** BEGIN Dataset entries **
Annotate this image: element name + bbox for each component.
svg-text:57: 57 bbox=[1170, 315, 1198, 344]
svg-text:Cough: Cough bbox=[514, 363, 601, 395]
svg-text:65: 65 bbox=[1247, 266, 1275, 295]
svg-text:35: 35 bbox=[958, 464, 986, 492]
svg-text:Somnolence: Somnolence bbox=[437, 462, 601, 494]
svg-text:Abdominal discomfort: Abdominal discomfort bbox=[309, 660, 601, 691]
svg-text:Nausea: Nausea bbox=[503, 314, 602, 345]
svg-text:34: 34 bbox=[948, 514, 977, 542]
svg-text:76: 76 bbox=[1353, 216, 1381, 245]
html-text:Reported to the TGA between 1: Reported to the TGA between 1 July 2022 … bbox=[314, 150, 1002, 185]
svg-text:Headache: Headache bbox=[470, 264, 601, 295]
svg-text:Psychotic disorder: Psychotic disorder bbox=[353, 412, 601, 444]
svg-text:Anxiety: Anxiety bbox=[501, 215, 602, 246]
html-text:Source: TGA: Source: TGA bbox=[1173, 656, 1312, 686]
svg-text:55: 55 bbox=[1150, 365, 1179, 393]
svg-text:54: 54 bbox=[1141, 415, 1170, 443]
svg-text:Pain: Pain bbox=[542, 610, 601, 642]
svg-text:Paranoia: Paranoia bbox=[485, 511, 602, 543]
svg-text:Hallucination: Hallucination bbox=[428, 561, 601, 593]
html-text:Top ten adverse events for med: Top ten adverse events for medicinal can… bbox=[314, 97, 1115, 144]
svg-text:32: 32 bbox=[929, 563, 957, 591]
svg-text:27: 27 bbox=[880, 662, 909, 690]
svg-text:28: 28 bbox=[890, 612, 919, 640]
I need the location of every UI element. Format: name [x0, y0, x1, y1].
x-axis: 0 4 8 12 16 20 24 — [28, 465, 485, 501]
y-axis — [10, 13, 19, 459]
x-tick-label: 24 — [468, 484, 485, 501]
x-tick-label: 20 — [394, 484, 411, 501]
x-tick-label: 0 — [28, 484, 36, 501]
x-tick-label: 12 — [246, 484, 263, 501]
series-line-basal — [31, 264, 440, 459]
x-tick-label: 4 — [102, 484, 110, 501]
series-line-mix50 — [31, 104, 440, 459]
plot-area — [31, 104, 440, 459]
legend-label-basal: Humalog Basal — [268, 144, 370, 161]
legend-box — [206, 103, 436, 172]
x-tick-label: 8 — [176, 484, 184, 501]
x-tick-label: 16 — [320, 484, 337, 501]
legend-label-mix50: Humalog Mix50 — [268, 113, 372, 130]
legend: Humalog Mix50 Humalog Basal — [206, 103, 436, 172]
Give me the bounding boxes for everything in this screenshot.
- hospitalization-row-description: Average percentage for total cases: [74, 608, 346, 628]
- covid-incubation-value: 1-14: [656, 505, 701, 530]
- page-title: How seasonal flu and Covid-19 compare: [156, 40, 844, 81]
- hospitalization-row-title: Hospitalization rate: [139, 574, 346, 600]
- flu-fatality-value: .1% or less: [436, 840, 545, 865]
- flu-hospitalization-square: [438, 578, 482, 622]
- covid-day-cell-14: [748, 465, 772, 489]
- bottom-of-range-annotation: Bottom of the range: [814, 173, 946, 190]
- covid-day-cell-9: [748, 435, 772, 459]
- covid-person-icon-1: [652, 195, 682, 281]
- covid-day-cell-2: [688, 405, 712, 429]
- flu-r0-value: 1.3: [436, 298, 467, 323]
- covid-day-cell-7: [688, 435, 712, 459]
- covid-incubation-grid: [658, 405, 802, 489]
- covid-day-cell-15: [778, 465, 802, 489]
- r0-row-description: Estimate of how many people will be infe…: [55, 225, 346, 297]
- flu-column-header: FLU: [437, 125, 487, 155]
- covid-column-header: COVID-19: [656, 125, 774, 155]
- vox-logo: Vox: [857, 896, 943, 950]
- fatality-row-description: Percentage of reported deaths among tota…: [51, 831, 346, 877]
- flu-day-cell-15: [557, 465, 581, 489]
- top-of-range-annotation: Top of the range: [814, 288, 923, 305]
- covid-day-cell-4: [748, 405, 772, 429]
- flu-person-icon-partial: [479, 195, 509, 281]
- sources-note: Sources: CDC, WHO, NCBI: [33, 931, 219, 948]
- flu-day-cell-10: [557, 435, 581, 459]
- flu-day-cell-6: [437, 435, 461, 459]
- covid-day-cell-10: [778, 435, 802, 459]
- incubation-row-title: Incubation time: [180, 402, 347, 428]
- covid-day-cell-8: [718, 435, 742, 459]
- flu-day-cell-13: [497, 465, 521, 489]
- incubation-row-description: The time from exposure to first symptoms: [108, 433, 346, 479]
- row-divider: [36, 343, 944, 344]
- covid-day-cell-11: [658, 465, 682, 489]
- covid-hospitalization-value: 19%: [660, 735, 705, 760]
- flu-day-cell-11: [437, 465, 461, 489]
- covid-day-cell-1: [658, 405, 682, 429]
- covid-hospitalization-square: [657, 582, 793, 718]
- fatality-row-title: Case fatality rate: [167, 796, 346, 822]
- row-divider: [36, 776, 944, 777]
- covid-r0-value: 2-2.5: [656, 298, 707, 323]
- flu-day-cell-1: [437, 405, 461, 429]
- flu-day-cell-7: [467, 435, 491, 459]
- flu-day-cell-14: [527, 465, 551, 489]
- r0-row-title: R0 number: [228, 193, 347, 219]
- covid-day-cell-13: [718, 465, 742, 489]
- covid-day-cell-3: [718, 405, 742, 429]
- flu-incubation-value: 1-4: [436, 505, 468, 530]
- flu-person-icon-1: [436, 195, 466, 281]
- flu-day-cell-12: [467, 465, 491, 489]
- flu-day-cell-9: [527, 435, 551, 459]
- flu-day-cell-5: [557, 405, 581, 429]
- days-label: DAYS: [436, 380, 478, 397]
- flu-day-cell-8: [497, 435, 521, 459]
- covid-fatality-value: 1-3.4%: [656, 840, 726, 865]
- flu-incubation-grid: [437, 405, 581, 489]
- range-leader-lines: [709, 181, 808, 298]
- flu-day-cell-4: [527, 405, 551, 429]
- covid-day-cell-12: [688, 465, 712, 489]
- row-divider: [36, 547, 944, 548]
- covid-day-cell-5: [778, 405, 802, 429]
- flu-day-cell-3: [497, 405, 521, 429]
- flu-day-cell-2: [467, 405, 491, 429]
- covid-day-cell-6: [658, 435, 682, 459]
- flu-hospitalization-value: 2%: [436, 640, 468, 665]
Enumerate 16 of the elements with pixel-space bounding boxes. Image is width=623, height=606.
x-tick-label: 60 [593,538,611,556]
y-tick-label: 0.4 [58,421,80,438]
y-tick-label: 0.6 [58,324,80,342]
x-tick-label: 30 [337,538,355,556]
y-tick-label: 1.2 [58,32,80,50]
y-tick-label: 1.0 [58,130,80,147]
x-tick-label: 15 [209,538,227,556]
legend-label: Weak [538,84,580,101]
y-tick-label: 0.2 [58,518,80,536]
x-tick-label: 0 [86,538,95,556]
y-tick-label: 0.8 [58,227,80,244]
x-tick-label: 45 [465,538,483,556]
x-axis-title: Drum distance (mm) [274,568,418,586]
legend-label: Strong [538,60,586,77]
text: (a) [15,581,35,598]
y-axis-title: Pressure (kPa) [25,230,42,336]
** END Dataset entries **
▶ **Exercise aim**
Select every line above that contains the word "icon" and copy each one.

▶ **Answer**
- covid-person-icon-1: [652, 195, 682, 281]
- flu-person-icon-partial: [479, 195, 509, 281]
- flu-person-icon-1: [436, 195, 466, 281]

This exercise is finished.